Output the material below in full, exactly as it is.

##### DATA TO USE

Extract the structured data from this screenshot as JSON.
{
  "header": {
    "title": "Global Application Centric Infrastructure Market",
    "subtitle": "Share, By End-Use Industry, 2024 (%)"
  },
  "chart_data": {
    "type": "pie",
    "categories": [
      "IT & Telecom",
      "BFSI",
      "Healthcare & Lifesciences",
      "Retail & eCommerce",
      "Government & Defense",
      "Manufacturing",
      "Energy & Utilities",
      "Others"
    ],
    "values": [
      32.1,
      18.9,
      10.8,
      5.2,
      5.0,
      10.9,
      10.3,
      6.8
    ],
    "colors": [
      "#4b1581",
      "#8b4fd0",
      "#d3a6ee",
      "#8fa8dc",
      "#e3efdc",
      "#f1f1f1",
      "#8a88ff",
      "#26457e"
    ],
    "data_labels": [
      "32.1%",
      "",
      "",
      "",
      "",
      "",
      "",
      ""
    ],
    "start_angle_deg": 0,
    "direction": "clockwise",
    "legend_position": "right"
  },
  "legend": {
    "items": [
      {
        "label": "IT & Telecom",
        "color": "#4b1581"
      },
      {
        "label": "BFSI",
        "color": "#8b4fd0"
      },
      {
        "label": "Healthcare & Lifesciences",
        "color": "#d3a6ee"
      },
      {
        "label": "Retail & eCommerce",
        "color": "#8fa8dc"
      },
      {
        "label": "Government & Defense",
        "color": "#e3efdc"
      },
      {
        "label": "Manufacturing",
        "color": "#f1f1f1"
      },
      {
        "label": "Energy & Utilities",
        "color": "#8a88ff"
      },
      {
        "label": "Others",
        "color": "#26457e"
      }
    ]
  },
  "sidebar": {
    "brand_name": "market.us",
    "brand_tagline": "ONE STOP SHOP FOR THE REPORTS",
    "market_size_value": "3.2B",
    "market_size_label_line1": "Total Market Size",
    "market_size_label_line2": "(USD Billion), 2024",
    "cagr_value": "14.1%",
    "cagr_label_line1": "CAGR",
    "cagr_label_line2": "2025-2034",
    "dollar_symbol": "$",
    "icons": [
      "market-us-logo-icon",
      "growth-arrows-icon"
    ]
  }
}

##########

REPLY ::
Extract the structured data from this screenshot as JSON.
{
  "header": {
    "title": "Global Application Centric Infrastructure Market",
    "subtitle": "Share, By End-Use Industry, 2024 (%)"
  },
  "chart_data": {
    "type": "pie",
    "categories": [
      "IT & Telecom",
      "BFSI",
      "Healthcare & Lifesciences",
      "Retail & eCommerce",
      "Government & Defense",
      "Manufacturing",
      "Energy & Utilities",
      "Others"
    ],
    "values": [
      32.1,
      18.9,
      10.8,
      5.2,
      5.0,
      10.9,
      10.3,
      6.8
    ],
    "colors": [
      "#4b1581",
      "#8b4fd0",
      "#d3a6ee",
      "#8fa8dc",
      "#e3efdc",
      "#f1f1f1",
      "#8a88ff",
      "#26457e"
    ],
    "data_labels": [
      "32.1%",
      "",
      "",
      "",
      "",
      "",
      "",
      ""
    ],
    "start_angle_deg": 0,
    "direction": "clockwise",
    "legend_position": "right"
  },
  "legend": {
    "items": [
      {
        "label": "IT & Telecom",
        "color": "#4b1581"
      },
      {
        "label": "BFSI",
        "color": "#8b4fd0"
      },
      {
        "label": "Healthcare & Lifesciences",
        "color": "#d3a6ee"
      },
      {
        "label": "Retail & eCommerce",
        "color": "#8fa8dc"
      },
      {
        "label": "Government & Defense",
        "color": "#e3efdc"
      },
      {
        "label": "Manufacturing",
        "color": "#f1f1f1"
      },
      {
        "label": "Energy & Utilities",
        "color": "#8a88ff"
      },
      {
        "label": "Others",
        "color": "#26457e"
      }
    ]
  },
  "sidebar": {
    "brand_name": "market.us",
    "brand_tagline": "ONE STOP SHOP FOR THE REPORTS",
    "market_size_value": "3.2B",
    "market_size_label_line1": "Total Market Size",
    "market_size_label_line2": "(USD Billion), 2024",
    "cagr_value": "14.1%",
    "cagr_label_line1": "CAGR",
    "cagr_label_line2": "2025-2034",
    "dollar_symbol": "$",
    "icons": [
      "market-us-logo-icon",
      "growth-arrows-icon"
    ]
  }
}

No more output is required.